##### Task input

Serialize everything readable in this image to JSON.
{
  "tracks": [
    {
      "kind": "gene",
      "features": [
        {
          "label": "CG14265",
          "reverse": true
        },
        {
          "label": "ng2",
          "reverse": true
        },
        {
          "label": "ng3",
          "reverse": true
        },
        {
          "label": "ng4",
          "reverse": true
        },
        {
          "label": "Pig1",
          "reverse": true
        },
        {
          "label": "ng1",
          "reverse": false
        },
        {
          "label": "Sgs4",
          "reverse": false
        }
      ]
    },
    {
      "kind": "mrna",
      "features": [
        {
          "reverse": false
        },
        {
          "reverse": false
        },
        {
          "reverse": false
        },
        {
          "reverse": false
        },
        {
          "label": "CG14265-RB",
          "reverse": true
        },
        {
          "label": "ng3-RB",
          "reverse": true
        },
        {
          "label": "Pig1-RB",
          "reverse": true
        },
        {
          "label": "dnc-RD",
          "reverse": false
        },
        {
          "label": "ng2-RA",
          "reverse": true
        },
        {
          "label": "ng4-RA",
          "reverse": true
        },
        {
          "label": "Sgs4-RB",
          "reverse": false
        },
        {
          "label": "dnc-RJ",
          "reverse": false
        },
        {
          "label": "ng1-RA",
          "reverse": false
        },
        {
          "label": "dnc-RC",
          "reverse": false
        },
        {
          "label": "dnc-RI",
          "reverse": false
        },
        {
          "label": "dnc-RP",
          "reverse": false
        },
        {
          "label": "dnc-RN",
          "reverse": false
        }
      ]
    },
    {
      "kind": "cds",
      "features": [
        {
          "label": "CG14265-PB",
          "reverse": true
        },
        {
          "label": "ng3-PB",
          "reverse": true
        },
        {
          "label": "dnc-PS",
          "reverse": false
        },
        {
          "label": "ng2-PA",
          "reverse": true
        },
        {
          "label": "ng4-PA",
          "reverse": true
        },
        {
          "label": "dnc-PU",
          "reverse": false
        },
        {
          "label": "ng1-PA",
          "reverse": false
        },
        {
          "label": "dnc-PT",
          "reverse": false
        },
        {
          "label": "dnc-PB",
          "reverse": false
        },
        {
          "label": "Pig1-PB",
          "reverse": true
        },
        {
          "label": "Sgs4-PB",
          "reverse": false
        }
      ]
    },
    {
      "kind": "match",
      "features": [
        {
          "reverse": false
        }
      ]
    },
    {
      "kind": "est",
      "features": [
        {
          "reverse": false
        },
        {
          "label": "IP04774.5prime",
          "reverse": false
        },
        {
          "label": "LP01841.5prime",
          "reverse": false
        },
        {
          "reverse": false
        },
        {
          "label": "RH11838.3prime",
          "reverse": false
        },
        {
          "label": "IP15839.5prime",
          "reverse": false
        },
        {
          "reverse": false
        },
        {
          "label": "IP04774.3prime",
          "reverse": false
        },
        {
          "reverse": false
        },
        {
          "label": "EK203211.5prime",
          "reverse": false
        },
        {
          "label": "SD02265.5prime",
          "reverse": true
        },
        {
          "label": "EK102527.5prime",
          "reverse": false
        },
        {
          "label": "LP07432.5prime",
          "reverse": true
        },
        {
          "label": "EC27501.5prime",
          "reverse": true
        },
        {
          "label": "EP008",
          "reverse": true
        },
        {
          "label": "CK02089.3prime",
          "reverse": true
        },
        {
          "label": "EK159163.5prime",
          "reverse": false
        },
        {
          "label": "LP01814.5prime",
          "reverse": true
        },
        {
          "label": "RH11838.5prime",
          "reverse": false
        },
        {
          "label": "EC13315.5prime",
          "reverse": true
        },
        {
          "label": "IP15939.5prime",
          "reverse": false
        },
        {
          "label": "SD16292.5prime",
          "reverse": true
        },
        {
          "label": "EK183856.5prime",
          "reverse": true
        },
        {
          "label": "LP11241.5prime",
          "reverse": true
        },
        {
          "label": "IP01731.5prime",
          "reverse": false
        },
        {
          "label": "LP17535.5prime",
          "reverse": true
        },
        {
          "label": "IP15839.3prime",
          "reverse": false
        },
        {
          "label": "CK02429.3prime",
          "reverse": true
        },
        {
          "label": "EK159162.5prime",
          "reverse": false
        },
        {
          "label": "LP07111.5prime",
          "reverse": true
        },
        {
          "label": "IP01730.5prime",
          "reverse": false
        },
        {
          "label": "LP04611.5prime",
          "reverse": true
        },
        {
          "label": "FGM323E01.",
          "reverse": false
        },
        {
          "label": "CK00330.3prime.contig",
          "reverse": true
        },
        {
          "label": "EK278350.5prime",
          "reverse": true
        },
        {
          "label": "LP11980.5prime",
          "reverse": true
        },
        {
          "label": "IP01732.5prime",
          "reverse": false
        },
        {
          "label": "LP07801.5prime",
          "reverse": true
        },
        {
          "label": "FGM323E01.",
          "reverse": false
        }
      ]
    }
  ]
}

##########

• Task to complete:
From the data above, copy each line with the string "kind" in it.

• Finished task:
      "kind": "gene",
      "kind": "mrna",
      "kind": "cds",
      "kind": "match",
      "kind": "est",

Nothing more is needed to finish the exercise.